- **PROBLEMS**
• A. In the RF valve note, what anode voltage is specified for V1?
• B. Reproduce the RF valve note word for word from "Back on the" to "changed valves too.".

— start of SELECTED EXTRACT —

Back on the subject of the RF valves, I found in my stock a few more 30L15s and PCF80s and so I tried a few of these and got a slight improvement to the picture. Also, what I did discover was that the voltage at the anode of V1 was pretty low at 115v versus the 165v specified. Remembering what @freya said about the anode resistors getting cooked by incorrectly placed valves, I thought this was probably the cause, and so I managed with great difficulty to replace the resistor without dismantling or removing the tuner box. It was indeed a little high in value, but not all that much, at about 5.8k. When I tested the voltage again after the replacement, it was up slightly at about 125v - obviously still pretty low. I think I have a slightly perceptible improvement in contrast now though, with the changed valves too.

— end of SELECTED EXTRACT —
— start of RECORD EXTRACTS —

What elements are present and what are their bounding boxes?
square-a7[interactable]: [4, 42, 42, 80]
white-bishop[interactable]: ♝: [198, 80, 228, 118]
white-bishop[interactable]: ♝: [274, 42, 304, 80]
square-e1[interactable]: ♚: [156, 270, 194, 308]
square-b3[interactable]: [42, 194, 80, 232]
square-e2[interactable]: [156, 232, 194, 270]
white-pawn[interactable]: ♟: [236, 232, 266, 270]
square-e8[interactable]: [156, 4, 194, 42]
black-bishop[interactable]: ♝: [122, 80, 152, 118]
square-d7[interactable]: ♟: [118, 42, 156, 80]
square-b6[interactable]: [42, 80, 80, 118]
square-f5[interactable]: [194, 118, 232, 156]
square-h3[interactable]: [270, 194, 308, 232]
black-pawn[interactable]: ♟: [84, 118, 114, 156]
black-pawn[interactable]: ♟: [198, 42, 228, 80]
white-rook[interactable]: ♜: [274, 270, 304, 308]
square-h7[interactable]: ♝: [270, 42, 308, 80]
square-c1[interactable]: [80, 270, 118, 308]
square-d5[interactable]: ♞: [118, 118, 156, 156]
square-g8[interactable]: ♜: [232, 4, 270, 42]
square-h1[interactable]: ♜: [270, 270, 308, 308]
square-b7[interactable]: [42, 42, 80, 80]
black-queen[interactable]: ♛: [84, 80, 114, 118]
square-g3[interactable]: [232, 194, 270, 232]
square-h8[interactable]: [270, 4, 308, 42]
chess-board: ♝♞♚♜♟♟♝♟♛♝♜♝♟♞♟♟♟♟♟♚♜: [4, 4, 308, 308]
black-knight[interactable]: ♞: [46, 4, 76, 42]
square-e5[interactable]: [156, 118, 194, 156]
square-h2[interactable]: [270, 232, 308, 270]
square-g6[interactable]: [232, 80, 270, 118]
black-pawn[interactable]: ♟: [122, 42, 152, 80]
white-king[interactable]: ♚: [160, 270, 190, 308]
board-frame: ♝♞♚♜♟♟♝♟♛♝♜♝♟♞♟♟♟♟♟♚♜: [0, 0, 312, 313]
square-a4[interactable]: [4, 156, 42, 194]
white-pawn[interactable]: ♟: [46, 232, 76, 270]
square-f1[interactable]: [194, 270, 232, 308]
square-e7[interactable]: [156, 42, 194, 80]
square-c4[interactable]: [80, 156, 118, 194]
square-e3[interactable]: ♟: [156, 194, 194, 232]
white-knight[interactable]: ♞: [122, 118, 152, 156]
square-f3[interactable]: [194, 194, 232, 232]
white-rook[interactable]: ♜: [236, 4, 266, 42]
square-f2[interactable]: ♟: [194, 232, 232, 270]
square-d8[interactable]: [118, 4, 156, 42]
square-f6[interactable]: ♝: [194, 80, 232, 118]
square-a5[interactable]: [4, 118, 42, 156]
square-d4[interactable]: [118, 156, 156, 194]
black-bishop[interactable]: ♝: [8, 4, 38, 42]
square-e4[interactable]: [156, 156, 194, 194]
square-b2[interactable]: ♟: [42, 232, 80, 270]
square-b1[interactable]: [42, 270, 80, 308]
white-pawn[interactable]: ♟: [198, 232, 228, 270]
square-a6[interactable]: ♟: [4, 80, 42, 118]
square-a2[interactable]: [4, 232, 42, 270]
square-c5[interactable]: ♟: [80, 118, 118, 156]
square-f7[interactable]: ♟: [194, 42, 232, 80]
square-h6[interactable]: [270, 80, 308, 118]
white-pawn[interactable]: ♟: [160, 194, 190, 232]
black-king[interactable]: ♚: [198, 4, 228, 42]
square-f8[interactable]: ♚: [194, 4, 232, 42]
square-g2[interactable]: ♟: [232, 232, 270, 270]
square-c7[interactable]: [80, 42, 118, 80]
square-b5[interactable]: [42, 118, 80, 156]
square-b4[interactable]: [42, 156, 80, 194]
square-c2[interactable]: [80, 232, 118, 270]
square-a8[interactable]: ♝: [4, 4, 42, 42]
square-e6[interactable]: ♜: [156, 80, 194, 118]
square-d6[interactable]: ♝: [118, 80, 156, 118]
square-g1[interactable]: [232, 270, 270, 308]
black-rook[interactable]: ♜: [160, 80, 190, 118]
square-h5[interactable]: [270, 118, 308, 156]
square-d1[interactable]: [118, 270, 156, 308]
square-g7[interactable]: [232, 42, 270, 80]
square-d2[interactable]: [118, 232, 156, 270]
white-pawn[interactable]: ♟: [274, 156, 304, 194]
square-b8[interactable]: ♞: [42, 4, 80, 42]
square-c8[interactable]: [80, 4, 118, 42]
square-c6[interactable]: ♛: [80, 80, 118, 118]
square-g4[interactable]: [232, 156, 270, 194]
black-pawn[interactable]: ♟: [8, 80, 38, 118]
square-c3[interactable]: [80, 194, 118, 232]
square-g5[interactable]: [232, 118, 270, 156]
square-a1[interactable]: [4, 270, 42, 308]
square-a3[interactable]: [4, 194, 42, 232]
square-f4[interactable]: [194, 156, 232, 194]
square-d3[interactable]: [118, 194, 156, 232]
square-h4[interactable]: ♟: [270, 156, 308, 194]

— end of RECORD EXTRACTS —

- **ANSWERS BY TASK**
• A. 165v

• B.
Back on the subject of the RF valves, I found in my stock a few more 30L15s and PCF80s and so I tried a few of these and got a slight improvement to the picture. Also, what I did discover was that the voltage at the anode of V1 was pretty low at 115v versus the 165v specified. Remembering what @freya said about the anode resistors getting cooked by incorrectly placed valves, I thought this was probably the cause, and so I managed with great difficulty to replace the resistor without dismantling or removing the tuner box. It was indeed a little high in value, but not all that much, at about 5.8k. When I tested the voltage again after the replacement, it was up slightly at about 125v - obviously still pretty low. I think I have a slightly perceptible improvement in contrast now though, with the changed valves too.